• _GIVEN EXERCISE_
Gather all lines from the material that contain the word "Professional".

[Stored entries]
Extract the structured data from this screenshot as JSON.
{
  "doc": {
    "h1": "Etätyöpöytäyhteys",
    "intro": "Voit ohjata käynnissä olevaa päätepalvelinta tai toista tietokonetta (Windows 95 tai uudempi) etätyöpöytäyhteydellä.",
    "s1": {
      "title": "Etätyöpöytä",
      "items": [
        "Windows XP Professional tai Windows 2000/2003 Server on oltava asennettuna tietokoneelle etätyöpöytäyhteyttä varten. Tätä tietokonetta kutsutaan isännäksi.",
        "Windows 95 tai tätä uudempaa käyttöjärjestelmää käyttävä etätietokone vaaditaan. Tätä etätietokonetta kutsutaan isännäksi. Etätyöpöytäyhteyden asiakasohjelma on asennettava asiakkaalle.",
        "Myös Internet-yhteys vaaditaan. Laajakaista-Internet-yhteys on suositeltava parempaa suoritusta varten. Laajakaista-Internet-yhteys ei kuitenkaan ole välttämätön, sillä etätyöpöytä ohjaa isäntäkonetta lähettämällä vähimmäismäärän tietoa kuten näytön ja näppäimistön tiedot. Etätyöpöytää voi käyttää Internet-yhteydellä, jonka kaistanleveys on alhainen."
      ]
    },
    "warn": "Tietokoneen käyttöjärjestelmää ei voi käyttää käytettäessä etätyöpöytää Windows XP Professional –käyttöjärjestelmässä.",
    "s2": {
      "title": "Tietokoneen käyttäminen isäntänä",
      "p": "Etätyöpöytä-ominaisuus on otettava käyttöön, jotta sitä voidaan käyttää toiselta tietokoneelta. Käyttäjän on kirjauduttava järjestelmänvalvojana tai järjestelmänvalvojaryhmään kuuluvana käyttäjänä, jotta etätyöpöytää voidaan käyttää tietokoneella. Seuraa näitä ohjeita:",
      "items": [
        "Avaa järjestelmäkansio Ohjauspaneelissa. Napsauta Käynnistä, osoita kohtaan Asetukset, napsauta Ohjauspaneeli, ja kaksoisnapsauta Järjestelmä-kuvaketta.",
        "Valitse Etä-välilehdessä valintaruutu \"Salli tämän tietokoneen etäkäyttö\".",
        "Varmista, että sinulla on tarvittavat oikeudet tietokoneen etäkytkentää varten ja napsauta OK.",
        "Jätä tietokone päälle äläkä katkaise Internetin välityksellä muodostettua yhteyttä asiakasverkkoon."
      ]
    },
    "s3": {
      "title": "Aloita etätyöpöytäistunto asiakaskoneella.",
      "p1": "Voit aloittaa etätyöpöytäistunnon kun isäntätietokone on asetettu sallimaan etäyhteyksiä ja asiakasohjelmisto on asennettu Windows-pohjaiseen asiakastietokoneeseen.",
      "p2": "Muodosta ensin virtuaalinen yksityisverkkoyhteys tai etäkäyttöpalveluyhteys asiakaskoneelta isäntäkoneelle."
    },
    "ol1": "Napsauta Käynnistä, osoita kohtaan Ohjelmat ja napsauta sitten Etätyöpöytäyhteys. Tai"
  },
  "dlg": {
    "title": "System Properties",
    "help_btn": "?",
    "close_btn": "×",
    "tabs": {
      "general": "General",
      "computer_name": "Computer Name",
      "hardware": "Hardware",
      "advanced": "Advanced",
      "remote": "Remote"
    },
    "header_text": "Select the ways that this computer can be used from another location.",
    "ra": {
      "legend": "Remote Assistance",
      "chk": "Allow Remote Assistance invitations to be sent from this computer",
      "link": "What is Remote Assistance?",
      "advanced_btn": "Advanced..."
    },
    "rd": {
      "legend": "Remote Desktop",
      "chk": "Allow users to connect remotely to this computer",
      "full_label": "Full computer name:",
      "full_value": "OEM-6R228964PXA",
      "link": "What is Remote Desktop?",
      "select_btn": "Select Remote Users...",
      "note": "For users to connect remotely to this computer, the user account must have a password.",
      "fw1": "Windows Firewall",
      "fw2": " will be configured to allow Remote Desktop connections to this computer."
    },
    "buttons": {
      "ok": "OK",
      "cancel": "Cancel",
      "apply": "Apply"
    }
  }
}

• _OUTPUT BELOW_
        "Windows XP Professional tai Windows 2000/2003 Server on oltava asennettuna tietokoneelle etätyöpöytäyhteyttä varten. Tätä tietokonetta kutsutaan isännäksi.",
    "warn": "Tietokoneen käyttöjärjestelmää ei voi käyttää käytettäessä etätyöpöytää Windows XP Professional –käyttöjärjestelmässä.",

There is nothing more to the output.